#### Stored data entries
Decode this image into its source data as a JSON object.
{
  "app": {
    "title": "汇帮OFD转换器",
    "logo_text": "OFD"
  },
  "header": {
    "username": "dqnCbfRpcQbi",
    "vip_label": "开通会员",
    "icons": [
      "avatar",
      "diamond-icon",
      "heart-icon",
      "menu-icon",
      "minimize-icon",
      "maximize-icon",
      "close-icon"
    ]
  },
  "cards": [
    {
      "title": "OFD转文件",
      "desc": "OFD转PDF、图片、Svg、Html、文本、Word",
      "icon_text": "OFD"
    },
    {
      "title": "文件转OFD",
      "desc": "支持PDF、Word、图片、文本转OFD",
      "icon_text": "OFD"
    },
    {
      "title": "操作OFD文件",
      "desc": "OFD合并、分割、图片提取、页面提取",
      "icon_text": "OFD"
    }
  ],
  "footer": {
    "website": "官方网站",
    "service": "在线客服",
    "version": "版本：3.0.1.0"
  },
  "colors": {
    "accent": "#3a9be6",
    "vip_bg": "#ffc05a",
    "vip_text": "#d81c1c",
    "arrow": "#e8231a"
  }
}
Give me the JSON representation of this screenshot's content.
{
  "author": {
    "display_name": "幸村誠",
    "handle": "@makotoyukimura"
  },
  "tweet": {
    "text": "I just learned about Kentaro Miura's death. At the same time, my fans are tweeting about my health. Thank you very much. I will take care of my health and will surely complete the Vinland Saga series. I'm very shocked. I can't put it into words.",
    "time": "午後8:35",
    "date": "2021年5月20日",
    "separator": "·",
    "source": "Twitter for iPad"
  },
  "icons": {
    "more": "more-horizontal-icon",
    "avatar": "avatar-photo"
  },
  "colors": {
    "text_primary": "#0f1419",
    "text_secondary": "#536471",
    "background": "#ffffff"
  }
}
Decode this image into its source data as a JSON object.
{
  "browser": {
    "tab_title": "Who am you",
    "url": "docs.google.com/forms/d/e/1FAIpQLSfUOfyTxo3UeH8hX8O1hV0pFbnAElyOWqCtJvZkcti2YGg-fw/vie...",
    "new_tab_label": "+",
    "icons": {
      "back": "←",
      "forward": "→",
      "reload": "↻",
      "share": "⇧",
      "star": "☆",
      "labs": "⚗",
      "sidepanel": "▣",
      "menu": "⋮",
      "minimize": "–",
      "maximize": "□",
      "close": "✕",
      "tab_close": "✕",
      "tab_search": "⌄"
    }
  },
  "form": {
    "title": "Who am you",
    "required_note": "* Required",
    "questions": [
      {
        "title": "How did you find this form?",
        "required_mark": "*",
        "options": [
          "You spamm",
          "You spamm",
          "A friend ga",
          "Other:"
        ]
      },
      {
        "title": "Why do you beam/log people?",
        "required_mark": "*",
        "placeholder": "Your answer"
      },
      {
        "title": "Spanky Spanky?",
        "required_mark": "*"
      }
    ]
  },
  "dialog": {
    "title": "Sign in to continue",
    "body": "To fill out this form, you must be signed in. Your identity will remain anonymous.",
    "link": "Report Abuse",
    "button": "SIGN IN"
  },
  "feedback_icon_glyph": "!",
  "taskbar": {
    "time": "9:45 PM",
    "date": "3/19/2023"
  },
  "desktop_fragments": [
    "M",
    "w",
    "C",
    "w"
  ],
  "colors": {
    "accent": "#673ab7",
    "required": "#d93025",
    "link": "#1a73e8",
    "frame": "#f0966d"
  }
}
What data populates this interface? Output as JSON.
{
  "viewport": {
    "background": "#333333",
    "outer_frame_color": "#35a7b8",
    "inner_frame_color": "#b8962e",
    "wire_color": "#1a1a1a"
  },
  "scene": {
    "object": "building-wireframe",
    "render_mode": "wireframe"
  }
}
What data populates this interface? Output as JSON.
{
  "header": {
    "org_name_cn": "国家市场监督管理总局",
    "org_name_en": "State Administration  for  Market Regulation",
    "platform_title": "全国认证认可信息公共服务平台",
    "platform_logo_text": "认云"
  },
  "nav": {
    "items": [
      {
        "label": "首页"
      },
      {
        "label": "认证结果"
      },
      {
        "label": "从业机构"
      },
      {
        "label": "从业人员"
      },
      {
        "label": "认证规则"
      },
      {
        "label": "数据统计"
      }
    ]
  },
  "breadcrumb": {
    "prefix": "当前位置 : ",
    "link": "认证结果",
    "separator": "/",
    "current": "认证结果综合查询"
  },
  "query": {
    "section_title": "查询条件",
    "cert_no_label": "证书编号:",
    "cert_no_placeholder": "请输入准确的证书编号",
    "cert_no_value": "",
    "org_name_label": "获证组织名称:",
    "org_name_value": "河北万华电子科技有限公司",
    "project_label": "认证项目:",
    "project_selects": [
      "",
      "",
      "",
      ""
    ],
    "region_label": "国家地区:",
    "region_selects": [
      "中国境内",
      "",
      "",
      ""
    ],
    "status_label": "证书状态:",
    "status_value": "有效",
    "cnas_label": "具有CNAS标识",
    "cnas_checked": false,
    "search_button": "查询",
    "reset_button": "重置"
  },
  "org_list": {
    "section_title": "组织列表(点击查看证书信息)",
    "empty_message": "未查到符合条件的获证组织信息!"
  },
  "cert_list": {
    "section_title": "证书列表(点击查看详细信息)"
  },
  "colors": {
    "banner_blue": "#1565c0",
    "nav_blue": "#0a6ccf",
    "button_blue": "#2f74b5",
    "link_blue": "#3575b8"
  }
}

#### PROBLEM TO SOLVE
Count every line above that holds the word "Your", and state the number and nothing more.

#### EXERCISE RESULT
2